- _Problem statement_: Type out the material below exactly.
>> START Recorded data
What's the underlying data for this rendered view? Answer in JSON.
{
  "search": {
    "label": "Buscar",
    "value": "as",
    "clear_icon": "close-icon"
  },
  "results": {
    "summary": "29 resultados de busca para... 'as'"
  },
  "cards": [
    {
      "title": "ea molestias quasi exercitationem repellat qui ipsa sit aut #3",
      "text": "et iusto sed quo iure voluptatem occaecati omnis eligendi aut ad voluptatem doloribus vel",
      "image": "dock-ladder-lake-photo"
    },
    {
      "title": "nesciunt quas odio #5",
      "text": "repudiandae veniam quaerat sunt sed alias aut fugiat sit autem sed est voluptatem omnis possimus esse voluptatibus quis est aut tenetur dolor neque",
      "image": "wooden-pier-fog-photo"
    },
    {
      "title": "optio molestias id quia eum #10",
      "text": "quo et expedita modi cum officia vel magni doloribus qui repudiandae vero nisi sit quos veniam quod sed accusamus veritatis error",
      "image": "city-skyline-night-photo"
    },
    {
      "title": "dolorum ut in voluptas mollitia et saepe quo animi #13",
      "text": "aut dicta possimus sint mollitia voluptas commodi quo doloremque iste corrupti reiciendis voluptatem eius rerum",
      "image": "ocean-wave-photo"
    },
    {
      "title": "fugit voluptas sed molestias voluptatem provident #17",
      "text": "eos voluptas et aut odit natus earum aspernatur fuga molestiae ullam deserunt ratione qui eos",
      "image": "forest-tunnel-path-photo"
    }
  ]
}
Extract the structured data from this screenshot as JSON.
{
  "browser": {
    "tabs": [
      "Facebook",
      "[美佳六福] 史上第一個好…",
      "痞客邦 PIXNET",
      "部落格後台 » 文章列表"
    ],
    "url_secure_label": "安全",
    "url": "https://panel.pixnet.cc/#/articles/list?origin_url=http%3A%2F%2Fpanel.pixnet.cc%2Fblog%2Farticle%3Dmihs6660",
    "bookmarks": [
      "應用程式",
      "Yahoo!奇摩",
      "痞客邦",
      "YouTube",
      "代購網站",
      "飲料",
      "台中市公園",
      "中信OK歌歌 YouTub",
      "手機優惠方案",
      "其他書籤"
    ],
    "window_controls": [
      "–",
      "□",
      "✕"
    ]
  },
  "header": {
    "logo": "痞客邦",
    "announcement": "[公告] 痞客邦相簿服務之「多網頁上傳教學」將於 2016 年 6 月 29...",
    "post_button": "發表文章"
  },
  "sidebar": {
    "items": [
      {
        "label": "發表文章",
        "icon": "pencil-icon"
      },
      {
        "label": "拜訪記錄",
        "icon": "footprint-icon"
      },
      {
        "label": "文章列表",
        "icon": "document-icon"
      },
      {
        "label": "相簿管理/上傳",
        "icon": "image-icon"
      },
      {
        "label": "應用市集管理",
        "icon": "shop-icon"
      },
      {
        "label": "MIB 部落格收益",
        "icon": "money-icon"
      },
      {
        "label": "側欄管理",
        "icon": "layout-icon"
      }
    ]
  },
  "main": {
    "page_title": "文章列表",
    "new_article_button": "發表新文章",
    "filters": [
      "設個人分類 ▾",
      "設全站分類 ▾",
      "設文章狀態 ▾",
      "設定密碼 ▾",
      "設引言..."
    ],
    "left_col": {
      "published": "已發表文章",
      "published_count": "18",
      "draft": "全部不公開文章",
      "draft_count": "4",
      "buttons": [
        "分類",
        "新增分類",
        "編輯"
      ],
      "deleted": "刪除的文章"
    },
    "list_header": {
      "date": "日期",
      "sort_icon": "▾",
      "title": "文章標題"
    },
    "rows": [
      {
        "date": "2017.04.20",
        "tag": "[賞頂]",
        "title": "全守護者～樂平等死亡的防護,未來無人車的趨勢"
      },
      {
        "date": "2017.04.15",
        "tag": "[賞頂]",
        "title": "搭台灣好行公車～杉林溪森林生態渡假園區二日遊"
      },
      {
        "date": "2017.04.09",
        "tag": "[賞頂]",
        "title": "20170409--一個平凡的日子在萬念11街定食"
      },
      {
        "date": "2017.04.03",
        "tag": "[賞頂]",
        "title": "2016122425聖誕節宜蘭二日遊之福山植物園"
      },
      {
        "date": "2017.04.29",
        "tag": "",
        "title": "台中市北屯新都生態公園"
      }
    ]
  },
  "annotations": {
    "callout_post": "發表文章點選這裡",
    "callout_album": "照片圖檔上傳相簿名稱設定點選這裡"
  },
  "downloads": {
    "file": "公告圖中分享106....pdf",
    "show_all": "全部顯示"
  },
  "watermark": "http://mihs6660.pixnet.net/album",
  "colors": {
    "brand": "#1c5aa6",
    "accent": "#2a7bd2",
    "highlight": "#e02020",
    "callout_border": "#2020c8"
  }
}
>> END Recorded data
- _Response below_:
What's the underlying data for this rendered view? Answer in JSON.
{
  "search": {
    "label": "Buscar",
    "value": "as",
    "clear_icon": "close-icon"
  },
  "results": {
    "summary": "29 resultados de busca para... 'as'"
  },
  "cards": [
    {
      "title": "ea molestias quasi exercitationem repellat qui ipsa sit aut #3",
      "text": "et iusto sed quo iure voluptatem occaecati omnis eligendi aut ad voluptatem doloribus vel",
      "image": "dock-ladder-lake-photo"
    },
    {
      "title": "nesciunt quas odio #5",
      "text": "repudiandae veniam quaerat sunt sed alias aut fugiat sit autem sed est voluptatem omnis possimus esse voluptatibus quis est aut tenetur dolor neque",
      "image": "wooden-pier-fog-photo"
    },
    {
      "title": "optio molestias id quia eum #10",
      "text": "quo et expedita modi cum officia vel magni doloribus qui repudiandae vero nisi sit quos veniam quod sed accusamus veritatis error",
      "image": "city-skyline-night-photo"
    },
    {
      "title": "dolorum ut in voluptas mollitia et saepe quo animi #13",
      "text": "aut dicta possimus sint mollitia voluptas commodi quo doloremque iste corrupti reiciendis voluptatem eius rerum",
      "image": "ocean-wave-photo"
    },
    {
      "title": "fugit voluptas sed molestias voluptatem provident #17",
      "text": "eos voluptas et aut odit natus earum aspernatur fuga molestiae ullam deserunt ratione qui eos",
      "image": "forest-tunnel-path-photo"
    }
  ]
}
Extract the structured data from this screenshot as JSON.
{
  "browser": {
    "tabs": [
      "Facebook",
      "[美佳六福] 史上第一個好…",
      "痞客邦 PIXNET",
      "部落格後台 » 文章列表"
    ],
    "url_secure_label": "安全",
    "url": "https://panel.pixnet.cc/#/articles/list?origin_url=http%3A%2F%2Fpanel.pixnet.cc%2Fblog%2Farticle%3Dmihs6660",
    "bookmarks": [
      "應用程式",
      "Yahoo!奇摩",
      "痞客邦",
      "YouTube",
      "代購網站",
      "飲料",
      "台中市公園",
      "中信OK歌歌 YouTub",
      "手機優惠方案",
      "其他書籤"
    ],
    "window_controls": [
      "–",
      "□",
      "✕"
    ]
  },
  "header": {
    "logo": "痞客邦",
    "announcement": "[公告] 痞客邦相簿服務之「多網頁上傳教學」將於 2016 年 6 月 29...",
    "post_button": "發表文章"
  },
  "sidebar": {
    "items": [
      {
        "label": "發表文章",
        "icon": "pencil-icon"
      },
      {
        "label": "拜訪記錄",
        "icon": "footprint-icon"
      },
      {
        "label": "文章列表",
        "icon": "document-icon"
      },
      {
        "label": "相簿管理/上傳",
        "icon": "image-icon"
      },
      {
        "label": "應用市集管理",
        "icon": "shop-icon"
      },
      {
        "label": "MIB 部落格收益",
        "icon": "money-icon"
      },
      {
        "label": "側欄管理",
        "icon": "layout-icon"
      }
    ]
  },
  "main": {
    "page_title": "文章列表",
    "new_article_button": "發表新文章",
    "filters": [
      "設個人分類 ▾",
      "設全站分類 ▾",
      "設文章狀態 ▾",
      "設定密碼 ▾",
      "設引言..."
    ],
    "left_col": {
      "published": "已發表文章",
      "published_count": "18",
      "draft": "全部不公開文章",
      "draft_count": "4",
      "buttons": [
        "分類",
        "新增分類",
        "編輯"
      ],
      "deleted": "刪除的文章"
    },
    "list_header": {
      "date": "日期",
      "sort_icon": "▾",
      "title": "文章標題"
    },
    "rows": [
      {
        "date": "2017.04.20",
        "tag": "[賞頂]",
        "title": "全守護者～樂平等死亡的防護,未來無人車的趨勢"
      },
      {
        "date": "2017.04.15",
        "tag": "[賞頂]",
        "title": "搭台灣好行公車～杉林溪森林生態渡假園區二日遊"
      },
      {
        "date": "2017.04.09",
        "tag": "[賞頂]",
        "title": "20170409--一個平凡的日子在萬念11街定食"
      },
      {
        "date": "2017.04.03",
        "tag": "[賞頂]",
        "title": "2016122425聖誕節宜蘭二日遊之福山植物園"
      },
      {
        "date": "2017.04.29",
        "tag": "",
        "title": "台中市北屯新都生態公園"
      }
    ]
  },
  "annotations": {
    "callout_post": "發表文章點選這裡",
    "callout_album": "照片圖檔上傳相簿名稱設定點選這裡"
  },
  "downloads": {
    "file": "公告圖中分享106....pdf",
    "show_all": "全部顯示"
  },
  "watermark": "http://mihs6660.pixnet.net/album",
  "colors": {
    "brand": "#1c5aa6",
    "accent": "#2a7bd2",
    "highlight": "#e02020",
    "callout_border": "#2020c8"
  }
}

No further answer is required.